Your instructions — Your task is to copy every line of this material exactly.

+-------+

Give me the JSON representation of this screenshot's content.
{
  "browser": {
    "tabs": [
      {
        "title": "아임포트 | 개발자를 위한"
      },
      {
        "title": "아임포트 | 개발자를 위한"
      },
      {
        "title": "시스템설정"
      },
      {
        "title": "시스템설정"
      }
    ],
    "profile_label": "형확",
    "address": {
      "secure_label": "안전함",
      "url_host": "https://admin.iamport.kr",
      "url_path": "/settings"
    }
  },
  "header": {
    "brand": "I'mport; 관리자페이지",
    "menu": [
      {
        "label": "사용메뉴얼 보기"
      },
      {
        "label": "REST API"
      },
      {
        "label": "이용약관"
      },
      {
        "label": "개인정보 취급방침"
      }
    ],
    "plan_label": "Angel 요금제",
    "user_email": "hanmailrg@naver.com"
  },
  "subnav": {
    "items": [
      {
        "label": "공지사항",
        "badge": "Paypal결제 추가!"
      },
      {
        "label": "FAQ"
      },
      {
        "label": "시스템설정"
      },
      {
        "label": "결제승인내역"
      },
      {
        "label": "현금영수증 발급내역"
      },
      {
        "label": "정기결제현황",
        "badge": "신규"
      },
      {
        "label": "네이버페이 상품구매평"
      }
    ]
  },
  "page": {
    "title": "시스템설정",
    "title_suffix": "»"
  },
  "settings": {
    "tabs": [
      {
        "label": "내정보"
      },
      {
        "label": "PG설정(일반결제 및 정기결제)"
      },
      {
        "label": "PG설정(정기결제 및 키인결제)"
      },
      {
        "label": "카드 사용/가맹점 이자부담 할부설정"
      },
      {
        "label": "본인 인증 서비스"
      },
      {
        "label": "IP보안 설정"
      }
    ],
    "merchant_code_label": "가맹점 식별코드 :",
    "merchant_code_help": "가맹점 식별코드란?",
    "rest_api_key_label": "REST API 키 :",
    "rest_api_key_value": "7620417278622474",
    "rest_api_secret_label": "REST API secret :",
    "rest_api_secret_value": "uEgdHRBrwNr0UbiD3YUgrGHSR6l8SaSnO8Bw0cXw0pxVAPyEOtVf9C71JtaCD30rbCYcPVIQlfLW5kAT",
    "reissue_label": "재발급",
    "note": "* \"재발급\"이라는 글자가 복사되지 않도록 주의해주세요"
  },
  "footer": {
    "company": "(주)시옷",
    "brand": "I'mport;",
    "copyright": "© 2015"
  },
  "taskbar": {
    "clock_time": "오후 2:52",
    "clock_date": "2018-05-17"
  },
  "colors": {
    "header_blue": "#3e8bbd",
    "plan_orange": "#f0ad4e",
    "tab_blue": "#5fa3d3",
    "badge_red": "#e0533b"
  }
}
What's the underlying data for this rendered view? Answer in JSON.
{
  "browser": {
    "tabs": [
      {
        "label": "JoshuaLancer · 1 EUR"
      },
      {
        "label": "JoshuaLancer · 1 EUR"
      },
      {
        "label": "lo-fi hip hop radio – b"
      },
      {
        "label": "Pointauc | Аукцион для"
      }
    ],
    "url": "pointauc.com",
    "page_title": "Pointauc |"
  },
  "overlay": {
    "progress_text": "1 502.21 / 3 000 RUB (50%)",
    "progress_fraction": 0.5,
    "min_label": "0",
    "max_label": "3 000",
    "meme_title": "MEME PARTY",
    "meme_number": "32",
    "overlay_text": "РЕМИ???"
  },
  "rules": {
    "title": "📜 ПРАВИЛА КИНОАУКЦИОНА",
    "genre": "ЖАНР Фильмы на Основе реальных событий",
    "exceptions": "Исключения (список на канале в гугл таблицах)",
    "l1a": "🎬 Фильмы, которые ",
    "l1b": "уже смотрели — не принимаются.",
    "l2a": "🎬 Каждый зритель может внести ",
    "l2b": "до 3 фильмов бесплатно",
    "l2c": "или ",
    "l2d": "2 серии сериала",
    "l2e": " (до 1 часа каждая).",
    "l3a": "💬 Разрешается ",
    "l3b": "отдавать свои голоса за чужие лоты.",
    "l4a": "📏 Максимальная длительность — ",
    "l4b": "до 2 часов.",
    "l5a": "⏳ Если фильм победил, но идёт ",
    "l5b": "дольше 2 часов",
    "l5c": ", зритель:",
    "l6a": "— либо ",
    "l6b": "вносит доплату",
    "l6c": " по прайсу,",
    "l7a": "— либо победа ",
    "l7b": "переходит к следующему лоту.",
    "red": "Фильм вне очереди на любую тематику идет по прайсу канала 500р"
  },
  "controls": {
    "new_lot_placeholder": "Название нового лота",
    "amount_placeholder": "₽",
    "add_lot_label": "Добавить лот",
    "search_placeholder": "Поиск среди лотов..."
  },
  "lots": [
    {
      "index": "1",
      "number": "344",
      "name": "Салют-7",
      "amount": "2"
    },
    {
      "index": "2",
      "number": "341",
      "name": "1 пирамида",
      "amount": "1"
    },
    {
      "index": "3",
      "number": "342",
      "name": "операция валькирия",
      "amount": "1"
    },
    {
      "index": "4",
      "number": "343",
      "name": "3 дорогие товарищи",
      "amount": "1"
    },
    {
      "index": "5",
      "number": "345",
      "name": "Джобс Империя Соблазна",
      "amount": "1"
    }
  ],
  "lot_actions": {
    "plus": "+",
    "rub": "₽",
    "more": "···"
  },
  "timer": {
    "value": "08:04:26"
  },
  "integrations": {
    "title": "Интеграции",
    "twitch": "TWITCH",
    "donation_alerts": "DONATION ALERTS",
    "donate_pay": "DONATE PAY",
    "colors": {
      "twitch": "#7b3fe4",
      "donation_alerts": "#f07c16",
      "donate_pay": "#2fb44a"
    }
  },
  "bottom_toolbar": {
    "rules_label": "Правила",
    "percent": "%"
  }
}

+-------+

The reply —
Give me the JSON representation of this screenshot's content.
{
  "browser": {
    "tabs": [
      {
        "title": "아임포트 | 개발자를 위한"
      },
      {
        "title": "아임포트 | 개발자를 위한"
      },
      {
        "title": "시스템설정"
      },
      {
        "title": "시스템설정"
      }
    ],
    "profile_label": "형확",
    "address": {
      "secure_label": "안전함",
      "url_host": "https://admin.iamport.kr",
      "url_path": "/settings"
    }
  },
  "header": {
    "brand": "I'mport; 관리자페이지",
    "menu": [
      {
        "label": "사용메뉴얼 보기"
      },
      {
        "label": "REST API"
      },
      {
        "label": "이용약관"
      },
      {
        "label": "개인정보 취급방침"
      }
    ],
    "plan_label": "Angel 요금제",
    "user_email": "hanmailrg@naver.com"
  },
  "subnav": {
    "items": [
      {
        "label": "공지사항",
        "badge": "Paypal결제 추가!"
      },
      {
        "label": "FAQ"
      },
      {
        "label": "시스템설정"
      },
      {
        "label": "결제승인내역"
      },
      {
        "label": "현금영수증 발급내역"
      },
      {
        "label": "정기결제현황",
        "badge": "신규"
      },
      {
        "label": "네이버페이 상품구매평"
      }
    ]
  },
  "page": {
    "title": "시스템설정",
    "title_suffix": "»"
  },
  "settings": {
    "tabs": [
      {
        "label": "내정보"
      },
      {
        "label": "PG설정(일반결제 및 정기결제)"
      },
      {
        "label": "PG설정(정기결제 및 키인결제)"
      },
      {
        "label": "카드 사용/가맹점 이자부담 할부설정"
      },
      {
        "label": "본인 인증 서비스"
      },
      {
        "label": "IP보안 설정"
      }
    ],
    "merchant_code_label": "가맹점 식별코드 :",
    "merchant_code_help": "가맹점 식별코드란?",
    "rest_api_key_label": "REST API 키 :",
    "rest_api_key_value": "7620417278622474",
    "rest_api_secret_label": "REST API secret :",
    "rest_api_secret_value": "uEgdHRBrwNr0UbiD3YUgrGHSR6l8SaSnO8Bw0cXw0pxVAPyEOtVf9C71JtaCD30rbCYcPVIQlfLW5kAT",
    "reissue_label": "재발급",
    "note": "* \"재발급\"이라는 글자가 복사되지 않도록 주의해주세요"
  },
  "footer": {
    "company": "(주)시옷",
    "brand": "I'mport;",
    "copyright": "© 2015"
  },
  "taskbar": {
    "clock_time": "오후 2:52",
    "clock_date": "2018-05-17"
  },
  "colors": {
    "header_blue": "#3e8bbd",
    "plan_orange": "#f0ad4e",
    "tab_blue": "#5fa3d3",
    "badge_red": "#e0533b"
  }
}
What's the underlying data for this rendered view? Answer in JSON.
{
  "browser": {
    "tabs": [
      {
        "label": "JoshuaLancer · 1 EUR"
      },
      {
        "label": "JoshuaLancer · 1 EUR"
      },
      {
        "label": "lo-fi hip hop radio – b"
      },
      {
        "label": "Pointauc | Аукцион для"
      }
    ],
    "url": "pointauc.com",
    "page_title": "Pointauc |"
  },
  "overlay": {
    "progress_text": "1 502.21 / 3 000 RUB (50%)",
    "progress_fraction": 0.5,
    "min_label": "0",
    "max_label": "3 000",
    "meme_title": "MEME PARTY",
    "meme_number": "32",
    "overlay_text": "РЕМИ???"
  },
  "rules": {
    "title": "📜 ПРАВИЛА КИНОАУКЦИОНА",
    "genre": "ЖАНР Фильмы на Основе реальных событий",
    "exceptions": "Исключения (список на канале в гугл таблицах)",
    "l1a": "🎬 Фильмы, которые ",
    "l1b": "уже смотрели — не принимаются.",
    "l2a": "🎬 Каждый зритель может внести ",
    "l2b": "до 3 фильмов бесплатно",
    "l2c": "или ",
    "l2d": "2 серии сериала",
    "l2e": " (до 1 часа каждая).",
    "l3a": "💬 Разрешается ",
    "l3b": "отдавать свои голоса за чужие лоты.",
    "l4a": "📏 Максимальная длительность — ",
    "l4b": "до 2 часов.",
    "l5a": "⏳ Если фильм победил, но идёт ",
    "l5b": "дольше 2 часов",
    "l5c": ", зритель:",
    "l6a": "— либо ",
    "l6b": "вносит доплату",
    "l6c": " по прайсу,",
    "l7a": "— либо победа ",
    "l7b": "переходит к следующему лоту.",
    "red": "Фильм вне очереди на любую тематику идет по прайсу канала 500р"
  },
  "controls": {
    "new_lot_placeholder": "Название нового лота",
    "amount_placeholder": "₽",
    "add_lot_label": "Добавить лот",
    "search_placeholder": "Поиск среди лотов..."
  },
  "lots": [
    {
      "index": "1",
      "number": "344",
      "name": "Салют-7",
      "amount": "2"
    },
    {
      "index": "2",
      "number": "341",
      "name": "1 пирамида",
      "amount": "1"
    },
    {
      "index": "3",
      "number": "342",
      "name": "операция валькирия",
      "amount": "1"
    },
    {
      "index": "4",
      "number": "343",
      "name": "3 дорогие товарищи",
      "amount": "1"
    },
    {
      "index": "5",
      "number": "345",
      "name": "Джобс Империя Соблазна",
      "amount": "1"
    }
  ],
  "lot_actions": {
    "plus": "+",
    "rub": "₽",
    "more": "···"
  },
  "timer": {
    "value": "08:04:26"
  },
  "integrations": {
    "title": "Интеграции",
    "twitch": "TWITCH",
    "donation_alerts": "DONATION ALERTS",
    "donate_pay": "DONATE PAY",
    "colors": {
      "twitch": "#7b3fe4",
      "donation_alerts": "#f07c16",
      "donate_pay": "#2fb44a"
    }
  },
  "bottom_toolbar": {
    "rules_label": "Правила",
    "percent": "%"
  }
}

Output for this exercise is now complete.